Problem description → Return the data exactly, with all pictures removed.

───── Input for this task ─────

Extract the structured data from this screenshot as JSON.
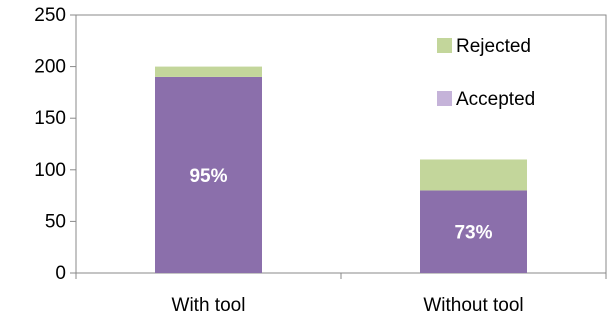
{
  "chart_data": {
    "type": "bar",
    "stacked": true,
    "categories": [
      "With tool",
      "Without tool"
    ],
    "series": [
      {
        "name": "Accepted",
        "values": [
          190,
          80
        ],
        "color": "#8b6fab"
      },
      {
        "name": "Rejected",
        "values": [
          10,
          30
        ],
        "color": "#c3d69b"
      }
    ],
    "data_labels": [
      "95%",
      "73%"
    ],
    "ylim": [
      0,
      250
    ],
    "yticks": [
      0,
      50,
      100,
      150,
      200,
      250
    ],
    "legend_position": "top-right",
    "legend_order": [
      "Rejected",
      "Accepted"
    ],
    "grid": false,
    "title": "",
    "xlabel": "",
    "ylabel": ""
  }
}
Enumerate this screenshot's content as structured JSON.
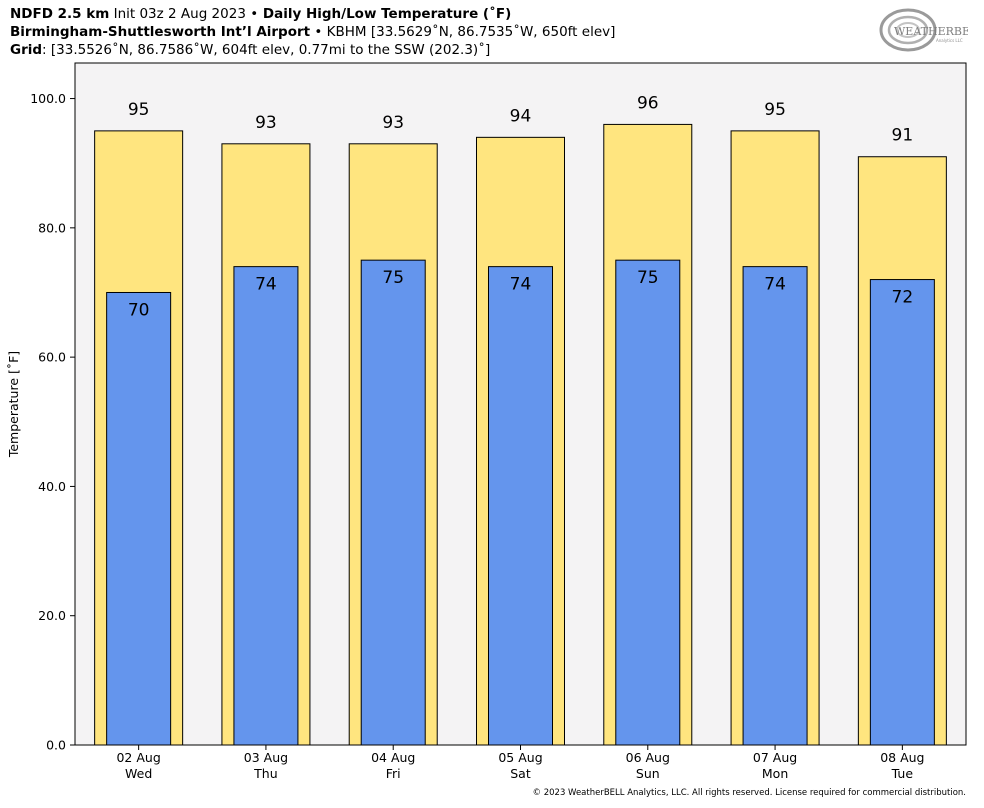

─────

Result of this exercise →
Extract the structured data from this screenshot as JSON.
{
  "chart_data": {
    "type": "bar",
    "stacked": true,
    "categories": [
      "With tool",
      "Without tool"
    ],
    "series": [
      {
        "name": "Accepted",
        "values": [
          190,
          80
        ],
        "color": "#8b6fab"
      },
      {
        "name": "Rejected",
        "values": [
          10,
          30
        ],
        "color": "#c3d69b"
      }
    ],
    "data_labels": [
      "95%",
      "73%"
    ],
    "ylim": [
      0,
      250
    ],
    "yticks": [
      0,
      50,
      100,
      150,
      200,
      250
    ],
    "legend_position": "top-right",
    "legend_order": [
      "Rejected",
      "Accepted"
    ],
    "grid": false,
    "title": "",
    "xlabel": "",
    "ylabel": ""
  }
}
Enumerate this screenshot's content as structured JSON.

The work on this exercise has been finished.